--- START OF Given data ---

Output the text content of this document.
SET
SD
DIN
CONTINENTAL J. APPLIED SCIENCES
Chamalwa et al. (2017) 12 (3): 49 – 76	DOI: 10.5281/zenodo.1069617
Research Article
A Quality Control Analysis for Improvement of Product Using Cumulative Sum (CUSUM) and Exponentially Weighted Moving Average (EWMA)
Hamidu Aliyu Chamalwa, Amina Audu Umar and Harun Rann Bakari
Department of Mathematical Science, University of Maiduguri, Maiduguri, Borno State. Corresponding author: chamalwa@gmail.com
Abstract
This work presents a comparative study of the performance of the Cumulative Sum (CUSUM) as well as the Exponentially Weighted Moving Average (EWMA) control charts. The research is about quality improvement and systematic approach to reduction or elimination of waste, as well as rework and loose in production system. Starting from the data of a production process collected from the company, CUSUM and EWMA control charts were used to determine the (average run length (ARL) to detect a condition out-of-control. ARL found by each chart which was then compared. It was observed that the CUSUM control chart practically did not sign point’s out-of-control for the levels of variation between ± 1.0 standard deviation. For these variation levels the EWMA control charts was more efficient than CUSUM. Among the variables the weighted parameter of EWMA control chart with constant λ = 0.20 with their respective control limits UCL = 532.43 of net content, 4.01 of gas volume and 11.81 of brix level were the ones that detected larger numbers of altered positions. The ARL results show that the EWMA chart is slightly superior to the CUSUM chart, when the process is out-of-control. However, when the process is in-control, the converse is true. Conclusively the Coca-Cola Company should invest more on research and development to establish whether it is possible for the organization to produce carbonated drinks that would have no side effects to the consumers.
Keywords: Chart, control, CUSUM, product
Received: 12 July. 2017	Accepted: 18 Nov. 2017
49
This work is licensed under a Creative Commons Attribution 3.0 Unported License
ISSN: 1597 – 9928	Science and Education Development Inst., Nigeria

--- END OF Given data ---

What the exercise asks:
Every record should be given again exactly.

Exercise solution:
Output the text content of this document.
SET
SD
DIN
CONTINENTAL J. APPLIED SCIENCES
Chamalwa et al. (2017) 12 (3): 49 – 76	DOI: 10.5281/zenodo.1069617
Research Article
A Quality Control Analysis for Improvement of Product Using Cumulative Sum (CUSUM) and Exponentially Weighted Moving Average (EWMA)
Hamidu Aliyu Chamalwa, Amina Audu Umar and Harun Rann Bakari
Department of Mathematical Science, University of Maiduguri, Maiduguri, Borno State. Corresponding author: chamalwa@gmail.com
Abstract
This work presents a comparative study of the performance of the Cumulative Sum (CUSUM) as well as the Exponentially Weighted Moving Average (EWMA) control charts. The research is about quality improvement and systematic approach to reduction or elimination of waste, as well as rework and loose in production system. Starting from the data of a production process collected from the company, CUSUM and EWMA control charts were used to determine the (average run length (ARL) to detect a condition out-of-control. ARL found by each chart which was then compared. It was observed that the CUSUM control chart practically did not sign point’s out-of-control for the levels of variation between ± 1.0 standard deviation. For these variation levels the EWMA control charts was more efficient than CUSUM. Among the variables the weighted parameter of EWMA control chart with constant λ = 0.20 with their respective control limits UCL = 532.43 of net content, 4.01 of gas volume and 11.81 of brix level were the ones that detected larger numbers of altered positions. The ARL results show that the EWMA chart is slightly superior to the CUSUM chart, when the process is out-of-control. However, when the process is in-control, the converse is true. Conclusively the Coca-Cola Company should invest more on research and development to establish whether it is possible for the organization to produce carbonated drinks that would have no side effects to the consumers.
Keywords: Chart, control, CUSUM, product
Received: 12 July. 2017	Accepted: 18 Nov. 2017
49
This work is licensed under a Creative Commons Attribution 3.0 Unported License
ISSN: 1597 – 9928	Science and Education Development Inst., Nigeria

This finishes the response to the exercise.